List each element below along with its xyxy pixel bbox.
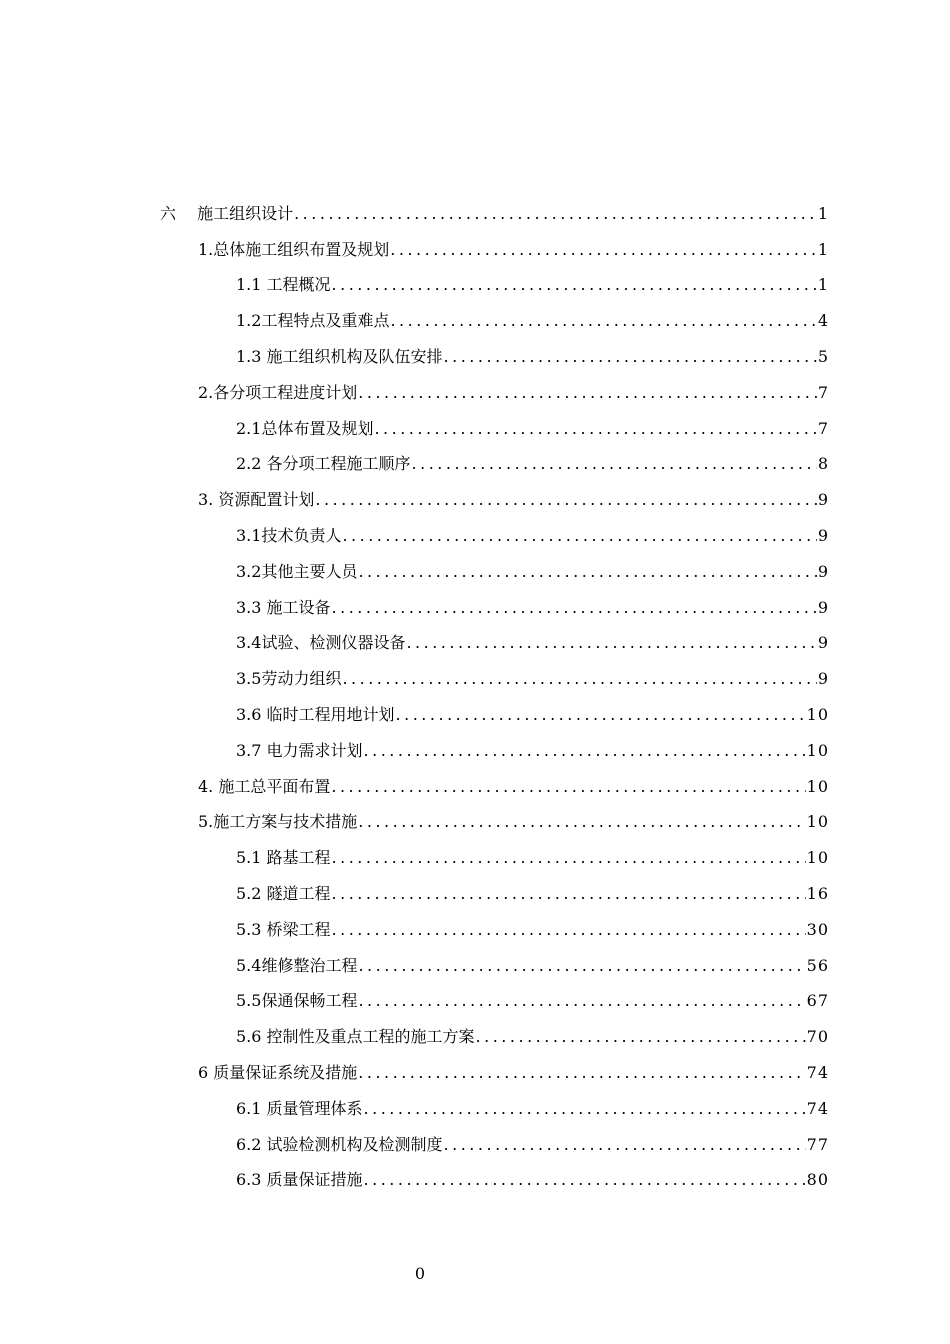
toc-entry-title: 3.3 施工设备 [236,597,331,617]
toc-dot-leader [358,1063,805,1083]
toc-dot-leader [342,526,816,546]
toc-dot-leader [364,1099,806,1119]
toc-entry-title: 1.1 工程概况 [236,275,331,295]
toc-dot-leader [444,347,817,367]
toc-dot-leader [342,669,816,689]
toc-entry-page-number: 70 [806,1027,829,1047]
toc-entry-page-number: 10 [806,848,829,868]
toc-entry-page-number: 9 [817,597,829,617]
toc-entry-page-number: 7 [817,418,829,438]
toc-entry-page-number: 9 [817,633,829,653]
toc-dot-leader [358,991,805,1011]
toc-entry-page-number: 9 [817,561,829,581]
toc-dot-leader [332,884,806,904]
toc-entry[interactable] [0,876,950,912]
toc-entry-title: 3.7 电力需求计划 [236,740,363,760]
toc-entry-title: 5.6 控制性及重点工程的施工方案 [236,1027,475,1047]
toc-entry-title: 3.2其他主要人员 [236,561,358,581]
toc-dot-leader [315,490,816,510]
toc-entry-title: 六 施工组织设计 [160,203,294,223]
toc-entry[interactable] [0,268,950,304]
toc-entry[interactable] [0,232,950,268]
toc-entry[interactable] [0,411,950,447]
toc-entry-title: 2.各分项工程进度计划 [198,382,358,402]
toc-entry-page-number: 4 [817,311,829,331]
toc-dot-leader [444,1135,806,1155]
toc-entry-title: 6.3 质量保证措施 [236,1170,363,1190]
toc-entry[interactable] [0,339,950,375]
toc-entry-title: 2.2 各分项工程施工顺序 [236,454,411,474]
toc-dot-leader [390,311,816,331]
toc-entry-page-number: 10 [806,740,829,760]
toc-entry-page-number: 10 [806,812,829,832]
toc-entry[interactable] [0,518,950,554]
toc-entry-title: 5.施工方案与技术措施 [198,812,358,832]
toc-dot-leader [331,777,805,797]
toc-entry-page-number: 1 [817,203,829,223]
toc-entry[interactable] [0,554,950,590]
toc-entry-page-number: 1 [817,275,829,295]
toc-entry[interactable] [0,1091,950,1127]
toc-entry-title: 3.4试验、检测仪器设备 [236,633,406,653]
toc-entry-title: 6.2 试验检测机构及检测制度 [236,1134,443,1154]
toc-entry-title: 5.3 桥梁工程 [236,919,331,939]
toc-dot-leader [358,562,816,582]
toc-dot-leader [332,275,817,295]
toc-entry-title: 5.2 隧道工程 [236,884,331,904]
toc-dot-leader [364,741,806,761]
toc-dot-leader [476,1027,806,1047]
toc-entry-page-number: 30 [806,919,829,939]
toc-dot-leader [396,705,806,725]
toc-entry[interactable] [0,590,950,626]
toc-entry[interactable] [0,196,950,232]
toc-entry[interactable] [0,948,950,984]
toc-entry-page-number: 9 [817,490,829,510]
toc-dot-leader [332,920,806,940]
toc-entry-page-number: 77 [806,1134,829,1154]
toc-dot-leader [332,598,817,618]
toc-dot-leader [358,956,805,976]
toc-entry-page-number: 1 [817,239,829,259]
toc-entry-title: 5.4维修整治工程 [236,955,358,975]
toc-entry[interactable] [0,984,950,1020]
toc-entry-title: 1.2工程特点及重难点 [236,311,390,331]
toc-dot-leader [374,419,816,439]
toc-entry-title: 3. 资源配置计划 [198,490,315,510]
toc-entry[interactable] [0,912,950,948]
toc-entry[interactable] [0,447,950,483]
toc-entry-title: 6 质量保证系统及措施 [198,1063,358,1083]
toc-dot-leader [412,454,817,474]
toc-entry-title: 5.1 路基工程 [236,848,331,868]
toc-entry[interactable] [0,733,950,769]
toc-entry-title: 2.1总体布置及规划 [236,418,374,438]
toc-entry-title: 1.3 施工组织机构及队伍安排 [236,347,443,367]
toc-entry-page-number: 56 [806,955,829,975]
toc-entry-page-number: 67 [806,991,829,1011]
toc-entry-page-number: 80 [806,1170,829,1190]
toc-entry-title: 5.5保通保畅工程 [236,991,358,1011]
toc-dot-leader [294,204,817,224]
toc-entry[interactable] [0,1163,950,1199]
toc-entry-page-number: 8 [817,454,829,474]
toc-entry[interactable] [0,1019,950,1055]
toc-entry[interactable] [0,303,950,339]
toc-entry[interactable] [0,769,950,805]
toc-dot-leader [364,1170,806,1190]
toc-entry-page-number: 7 [817,382,829,402]
toc-entry-page-number: 9 [817,669,829,689]
toc-entry-title: 6.1 质量管理体系 [236,1098,363,1118]
footer-page-number: 0 [414,1264,426,1283]
toc-entry[interactable] [0,1127,950,1163]
toc-entry[interactable] [0,661,950,697]
toc-entry-title: 3.5劳动力组织 [236,669,342,689]
toc-dot-leader [358,383,817,403]
toc-dot-leader [358,812,805,832]
toc-entry-page-number: 74 [806,1063,829,1083]
toc-entry[interactable] [0,482,950,518]
toc-entry[interactable] [0,626,950,662]
toc-entry-page-number: 10 [806,776,829,796]
table-of-contents [0,196,950,1198]
toc-dot-leader [332,848,806,868]
toc-entry-page-number: 10 [806,705,829,725]
toc-entry-title: 4. 施工总平面布置 [198,776,331,796]
toc-entry-page-number: 74 [806,1098,829,1118]
toc-dot-leader [390,240,817,260]
toc-entry-page-number: 9 [817,526,829,546]
toc-entry[interactable] [0,697,950,733]
toc-entry-title: 1.总体施工组织布置及规划 [198,239,390,259]
toc-dot-leader [406,633,816,653]
toc-entry[interactable] [0,1055,950,1091]
toc-entry[interactable] [0,805,950,841]
toc-entry[interactable] [0,840,950,876]
toc-entry-title: 3.1技术负责人 [236,526,342,546]
page-number-footer [0,1264,950,1283]
toc-entry-page-number: 5 [817,347,829,367]
toc-entry-title: 3.6 临时工程用地计划 [236,705,395,725]
toc-entry-page-number: 16 [806,884,829,904]
toc-entry[interactable] [0,375,950,411]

* Your objective
Reproduce the entries above with every occurrence of "toc-dot-leader" changed to "toc-leader-dots" and everything else left unchanged. Leave out the pictures.

* Final result
List each element below along with its xyxy pixel bbox.
toc-entry-title: 3.3 施工设备 [236,597,331,617]
toc-leader-dots [358,1063,805,1083]
toc-leader-dots [342,526,816,546]
toc-leader-dots [364,1099,806,1119]
toc-entry-title: 1.1 工程概况 [236,275,331,295]
toc-leader-dots [444,347,817,367]
toc-leader-dots [342,669,816,689]
toc-entry-page-number: 70 [806,1027,829,1047]
toc-entry-page-number: 10 [806,848,829,868]
toc-entry-page-number: 9 [817,597,829,617]
toc-entry-page-number: 7 [817,418,829,438]
toc-entry-page-number: 9 [817,633,829,653]
toc-leader-dots [358,991,805,1011]
toc-entry-page-number: 9 [817,561,829,581]
toc-leader-dots [332,884,806,904]
toc-entry[interactable] [0,876,950,912]
toc-entry-title: 3.7 电力需求计划 [236,740,363,760]
toc-entry-title: 5.6 控制性及重点工程的施工方案 [236,1027,475,1047]
toc-entry-title: 3.2其他主要人员 [236,561,358,581]
toc-leader-dots [315,490,816,510]
toc-entry-title: 六 施工组织设计 [160,203,294,223]
toc-entry[interactable] [0,268,950,304]
toc-entry[interactable] [0,232,950,268]
toc-entry[interactable] [0,411,950,447]
toc-entry-title: 2.各分项工程进度计划 [198,382,358,402]
toc-entry-page-number: 4 [817,311,829,331]
toc-leader-dots [444,1135,806,1155]
toc-entry-title: 6.3 质量保证措施 [236,1170,363,1190]
toc-entry[interactable] [0,339,950,375]
toc-entry-title: 2.2 各分项工程施工顺序 [236,454,411,474]
toc-leader-dots [390,311,816,331]
toc-entry-page-number: 10 [806,740,829,760]
toc-entry-page-number: 10 [806,812,829,832]
toc-entry[interactable] [0,518,950,554]
toc-entry-title: 5.施工方案与技术措施 [198,812,358,832]
toc-leader-dots [331,777,805,797]
toc-entry-page-number: 1 [817,203,829,223]
toc-entry[interactable] [0,554,950,590]
toc-entry-page-number: 1 [817,275,829,295]
toc-entry[interactable] [0,1091,950,1127]
toc-entry-title: 3.4试验、检测仪器设备 [236,633,406,653]
toc-entry-title: 6.2 试验检测机构及检测制度 [236,1134,443,1154]
toc-entry-title: 5.3 桥梁工程 [236,919,331,939]
toc-leader-dots [358,562,816,582]
toc-leader-dots [332,275,817,295]
toc-entry-title: 5.2 隧道工程 [236,884,331,904]
toc-leader-dots [364,741,806,761]
toc-leader-dots [476,1027,806,1047]
toc-entry-page-number: 30 [806,919,829,939]
toc-leader-dots [396,705,806,725]
toc-entry[interactable] [0,590,950,626]
toc-entry[interactable] [0,196,950,232]
toc-entry[interactable] [0,948,950,984]
toc-entry-page-number: 9 [817,490,829,510]
toc-leader-dots [332,920,806,940]
toc-entry-page-number: 77 [806,1134,829,1154]
toc-leader-dots [332,598,817,618]
toc-leader-dots [358,956,805,976]
toc-entry-page-number: 1 [817,239,829,259]
toc-entry-title: 5.4维修整治工程 [236,955,358,975]
toc-entry[interactable] [0,984,950,1020]
toc-entry-title: 1.2工程特点及重难点 [236,311,390,331]
toc-leader-dots [374,419,816,439]
toc-entry-title: 3. 资源配置计划 [198,490,315,510]
toc-entry[interactable] [0,912,950,948]
toc-entry[interactable] [0,447,950,483]
toc-entry-title: 6 质量保证系统及措施 [198,1063,358,1083]
toc-leader-dots [412,454,817,474]
toc-entry-title: 5.1 路基工程 [236,848,331,868]
toc-entry[interactable] [0,733,950,769]
toc-entry-title: 2.1总体布置及规划 [236,418,374,438]
toc-entry-title: 1.3 施工组织机构及队伍安排 [236,347,443,367]
toc-entry-page-number: 56 [806,955,829,975]
toc-entry-page-number: 67 [806,991,829,1011]
toc-entry-page-number: 80 [806,1170,829,1190]
toc-entry-title: 5.5保通保畅工程 [236,991,358,1011]
toc-leader-dots [294,204,817,224]
toc-entry[interactable] [0,1163,950,1199]
toc-entry-page-number: 8 [817,454,829,474]
toc-entry[interactable] [0,1019,950,1055]
toc-entry[interactable] [0,303,950,339]
toc-entry[interactable] [0,769,950,805]
toc-leader-dots [364,1170,806,1190]
toc-entry-page-number: 7 [817,382,829,402]
toc-entry-page-number: 9 [817,669,829,689]
toc-entry-title: 6.1 质量管理体系 [236,1098,363,1118]
footer-page-number: 0 [414,1264,426,1283]
toc-entry[interactable] [0,1127,950,1163]
toc-entry[interactable] [0,661,950,697]
toc-entry-title: 3.5劳动力组织 [236,669,342,689]
toc-leader-dots [358,383,817,403]
toc-leader-dots [358,812,805,832]
toc-entry-page-number: 74 [806,1063,829,1083]
toc-entry[interactable] [0,482,950,518]
toc-entry[interactable] [0,626,950,662]
toc-entry-page-number: 10 [806,776,829,796]
table-of-contents [0,196,950,1198]
toc-leader-dots [332,848,806,868]
toc-entry-page-number: 10 [806,705,829,725]
toc-entry-title: 4. 施工总平面布置 [198,776,331,796]
toc-entry-page-number: 74 [806,1098,829,1118]
toc-leader-dots [390,240,817,260]
toc-entry-page-number: 9 [817,526,829,546]
toc-entry[interactable] [0,697,950,733]
toc-entry-title: 1.总体施工组织布置及规划 [198,239,390,259]
toc-leader-dots [406,633,816,653]
toc-entry[interactable] [0,1055,950,1091]
toc-entry[interactable] [0,805,950,841]
toc-entry[interactable] [0,840,950,876]
toc-entry-title: 3.1技术负责人 [236,526,342,546]
page-number-footer [0,1264,950,1283]
toc-entry-page-number: 5 [817,347,829,367]
toc-entry-title: 3.6 临时工程用地计划 [236,705,395,725]
toc-entry-page-number: 16 [806,884,829,904]
toc-entry[interactable] [0,375,950,411]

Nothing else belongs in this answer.